Direction: Every line below that holds the string "text" should be copied out.

** Start The input **

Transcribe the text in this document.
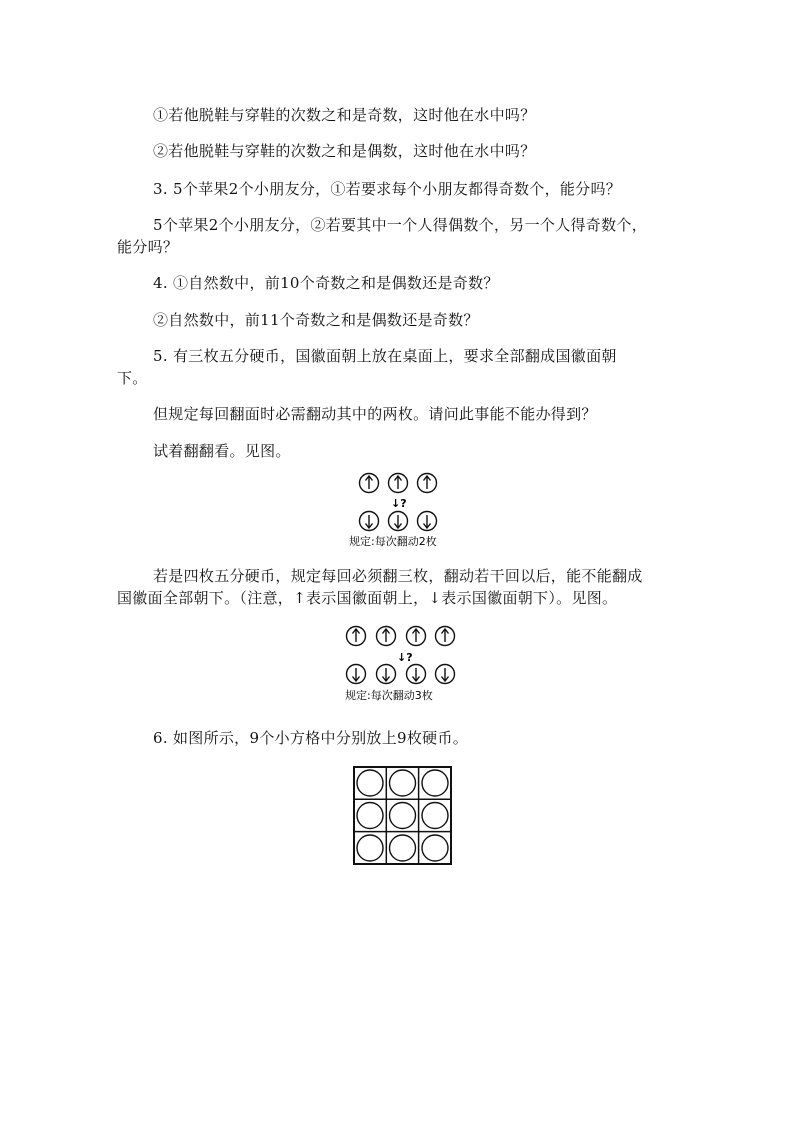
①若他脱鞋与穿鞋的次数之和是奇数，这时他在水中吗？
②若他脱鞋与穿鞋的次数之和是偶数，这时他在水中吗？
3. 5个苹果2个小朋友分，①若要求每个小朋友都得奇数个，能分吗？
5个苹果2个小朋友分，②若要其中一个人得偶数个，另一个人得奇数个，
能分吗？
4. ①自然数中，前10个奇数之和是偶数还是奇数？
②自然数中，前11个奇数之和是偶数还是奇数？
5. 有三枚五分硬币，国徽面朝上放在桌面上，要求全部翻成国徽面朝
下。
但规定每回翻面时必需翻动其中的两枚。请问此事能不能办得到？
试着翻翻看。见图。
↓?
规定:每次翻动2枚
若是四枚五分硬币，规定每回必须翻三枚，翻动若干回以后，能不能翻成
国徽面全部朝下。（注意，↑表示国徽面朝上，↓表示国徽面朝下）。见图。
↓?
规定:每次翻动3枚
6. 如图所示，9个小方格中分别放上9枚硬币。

** End The input **
** Start The input **

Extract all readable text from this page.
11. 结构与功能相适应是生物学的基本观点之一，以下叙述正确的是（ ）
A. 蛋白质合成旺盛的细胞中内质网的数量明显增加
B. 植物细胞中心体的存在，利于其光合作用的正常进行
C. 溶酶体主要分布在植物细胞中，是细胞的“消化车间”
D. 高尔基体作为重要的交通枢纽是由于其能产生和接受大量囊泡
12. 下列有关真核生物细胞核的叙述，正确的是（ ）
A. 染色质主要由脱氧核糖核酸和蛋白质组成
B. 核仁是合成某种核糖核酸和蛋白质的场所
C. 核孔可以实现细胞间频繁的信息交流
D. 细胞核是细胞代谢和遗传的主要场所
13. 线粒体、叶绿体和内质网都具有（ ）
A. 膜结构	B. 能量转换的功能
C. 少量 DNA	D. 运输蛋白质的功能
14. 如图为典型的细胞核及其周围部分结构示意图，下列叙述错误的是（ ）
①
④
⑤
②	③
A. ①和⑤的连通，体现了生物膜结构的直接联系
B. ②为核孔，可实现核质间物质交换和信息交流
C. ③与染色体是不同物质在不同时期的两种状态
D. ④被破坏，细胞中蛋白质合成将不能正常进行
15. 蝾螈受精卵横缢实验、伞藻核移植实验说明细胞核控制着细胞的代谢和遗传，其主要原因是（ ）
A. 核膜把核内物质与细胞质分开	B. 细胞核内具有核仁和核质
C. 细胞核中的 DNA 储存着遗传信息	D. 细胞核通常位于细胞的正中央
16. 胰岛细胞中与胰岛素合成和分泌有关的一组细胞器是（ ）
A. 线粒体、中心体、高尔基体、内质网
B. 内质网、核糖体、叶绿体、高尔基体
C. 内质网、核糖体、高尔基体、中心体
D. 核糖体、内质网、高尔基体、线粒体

** End The input **
** Start The input **

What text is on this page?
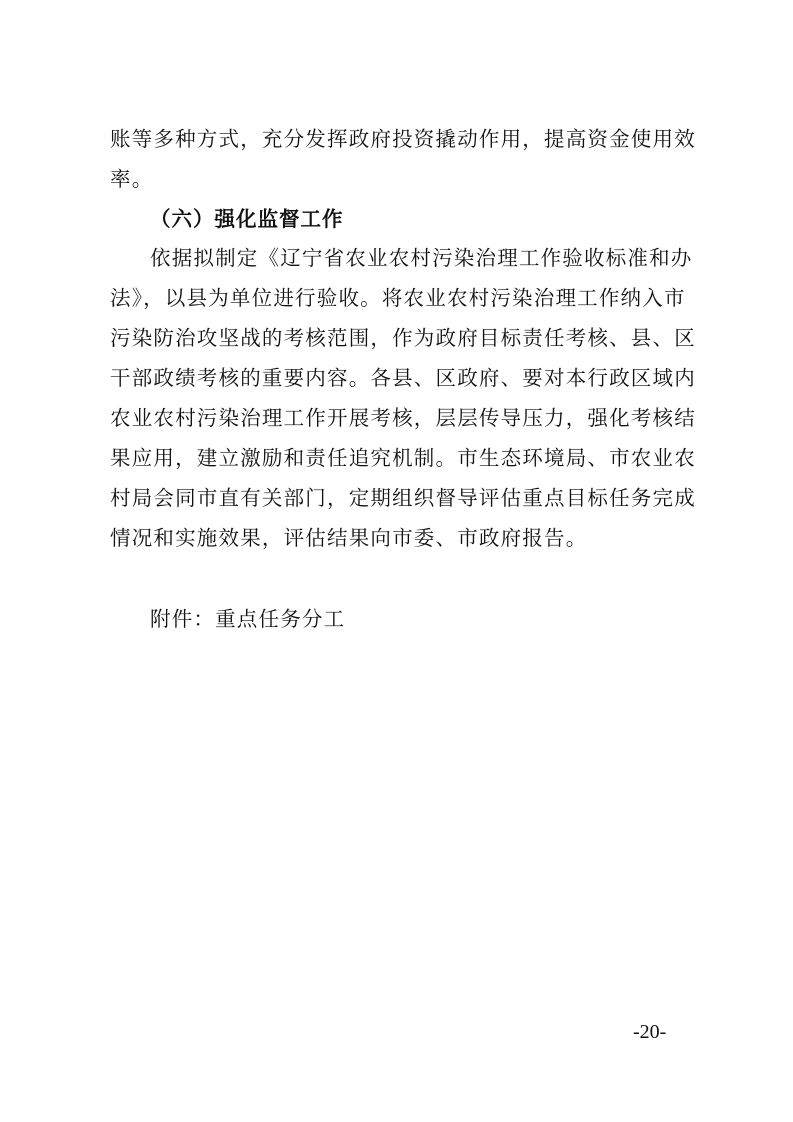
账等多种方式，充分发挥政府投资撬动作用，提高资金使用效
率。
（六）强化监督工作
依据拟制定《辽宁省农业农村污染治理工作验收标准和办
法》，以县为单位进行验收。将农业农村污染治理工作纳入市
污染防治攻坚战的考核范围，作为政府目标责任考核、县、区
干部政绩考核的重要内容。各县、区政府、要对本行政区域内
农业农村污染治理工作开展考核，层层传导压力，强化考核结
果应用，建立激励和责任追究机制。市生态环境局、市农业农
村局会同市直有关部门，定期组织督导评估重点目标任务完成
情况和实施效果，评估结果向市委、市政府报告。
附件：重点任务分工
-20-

** End The input **

Task output:
Transcribe the text in this document.
Extract all readable text from this page.
What text is on this page?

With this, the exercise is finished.